#### THE REQUEST:
Retype the line in which "Read this page and output its text content." appears, then every line after it until the records end. Leave out the pictures.
====================
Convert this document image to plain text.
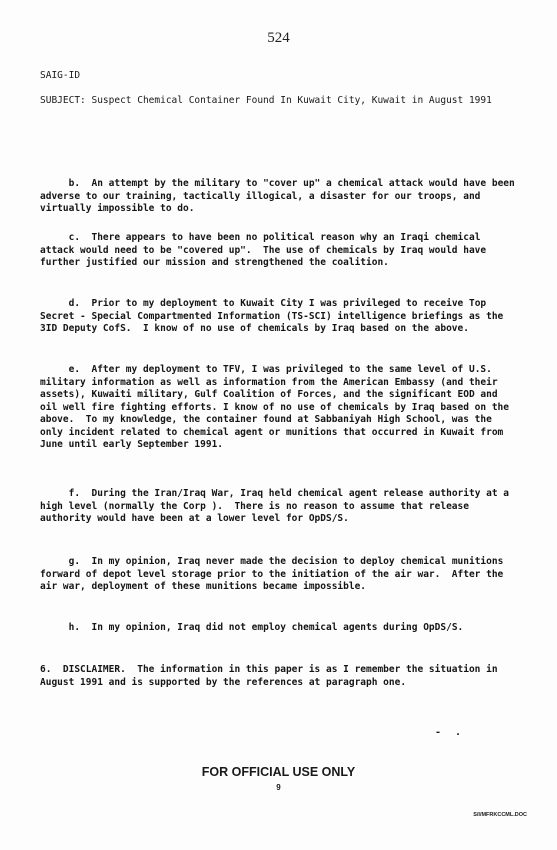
524
SAIG-ID
SUBJECT: Suspect Chemical Container Found In Kuwait City, Kuwait in August 1991
b.  An attempt by the military to "cover up" a chemical attack would have been adverse to our training, tactically illogical, a disaster for our troops, and virtually impossible to do.
c.  There appears to have been no political reason why an Iraqi chemical attack would need to be "covered up".  The use of chemicals by Iraq would have further justified our mission and strengthened the coalition.
d.  Prior to my deployment to Kuwait City I was privileged to receive Top Secret - Special Compartmented Information (TS-SCI) intelligence briefings as the 3ID Deputy CofS.  I know of no use of chemicals by Iraq based on the above.
e.  After my deployment to TFV, I was privileged to the same level of U.S. military information as well as information from the American Embassy (and their assets), Kuwaiti military, Gulf Coalition of Forces, and the significant EOD and oil well fire fighting efforts. I know of no use of chemicals by Iraq based on the above.  To my knowledge, the container found at Sabbaniyah High School, was the only incident related to chemical agent or munitions that occurred in Kuwait from June until early September 1991.
f.  During the Iran/Iraq War, Iraq held chemical agent release authority at a high level (normally the Corp ).  There is no reason to assume that release authority would have been at a lower level for OpDS/S.
g.  In my opinion, Iraq never made the decision to deploy chemical munitions forward of depot level storage prior to the initiation of the air war.  After the air war, deployment of these munitions became impossible.
h.  In my opinion, Iraq did not employ chemical agents during OpDS/S.
6.  DISCLAIMER.  The information in this paper is as I remember the situation in August 1991 and is supported by the references at paragraph one.
- .
FOR OFFICIAL USE ONLY
9
S/I/MFRKCCML.DOC
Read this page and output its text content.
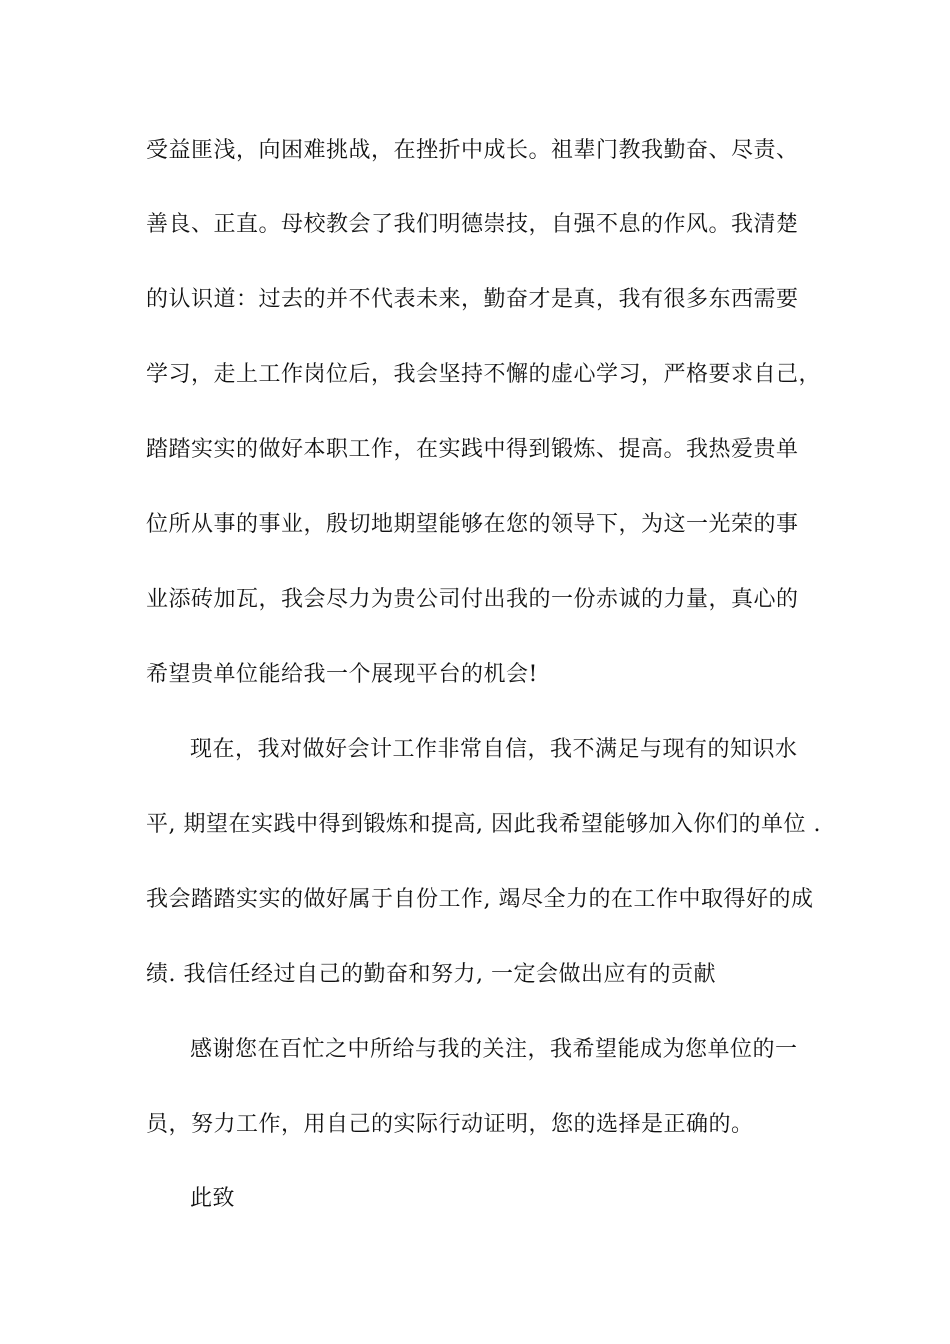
受益匪浅，向困难挑战，在挫折中成长。祖辈门教我勤奋、尽责、
善良、正直。母校教会了我们明德崇技，自强不息的作风。我清楚
的认识道：过去的并不代表未来，勤奋才是真，我有很多东西需要
学习，走上工作岗位后，我会坚持不懈的虚心学习，严格要求自己，
踏踏实实的做好本职工作，在实践中得到锻炼、提高。我热爱贵单
位所从事的事业，殷切地期望能够在您的领导下，为这一光荣的事
业添砖加瓦，我会尽力为贵公司付出我的一份赤诚的力量，真心的
希望贵单位能给我一个展现平台的机会!
现在，我对做好会计工作非常自信，我不满足与现有的知识水
平, 期望在实践中得到锻炼和提高, 因此我希望能够加入你们的单位 .
我会踏踏实实的做好属于自份工作, 竭尽全力的在工作中取得好的成
绩. 我信任经过自己的勤奋和努力, 一定会做出应有的贡献
感谢您在百忙之中所给与我的关注，我希望能成为您单位的一
员，努力工作，用自己的实际行动证明，您的选择是正确的。
此致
====================
#### SOLVED PROBLEM:
Read this page and output its text content.
受益匪浅，向困难挑战，在挫折中成长。祖辈门教我勤奋、尽责、
善良、正直。母校教会了我们明德崇技，自强不息的作风。我清楚
的认识道：过去的并不代表未来，勤奋才是真，我有很多东西需要
学习，走上工作岗位后，我会坚持不懈的虚心学习，严格要求自己，
踏踏实实的做好本职工作，在实践中得到锻炼、提高。我热爱贵单
位所从事的事业，殷切地期望能够在您的领导下，为这一光荣的事
业添砖加瓦，我会尽力为贵公司付出我的一份赤诚的力量，真心的
希望贵单位能给我一个展现平台的机会!
现在，我对做好会计工作非常自信，我不满足与现有的知识水
平, 期望在实践中得到锻炼和提高, 因此我希望能够加入你们的单位 .
我会踏踏实实的做好属于自份工作, 竭尽全力的在工作中取得好的成
绩. 我信任经过自己的勤奋和努力, 一定会做出应有的贡献
感谢您在百忙之中所给与我的关注，我希望能成为您单位的一
员，努力工作，用自己的实际行动证明，您的选择是正确的。
此致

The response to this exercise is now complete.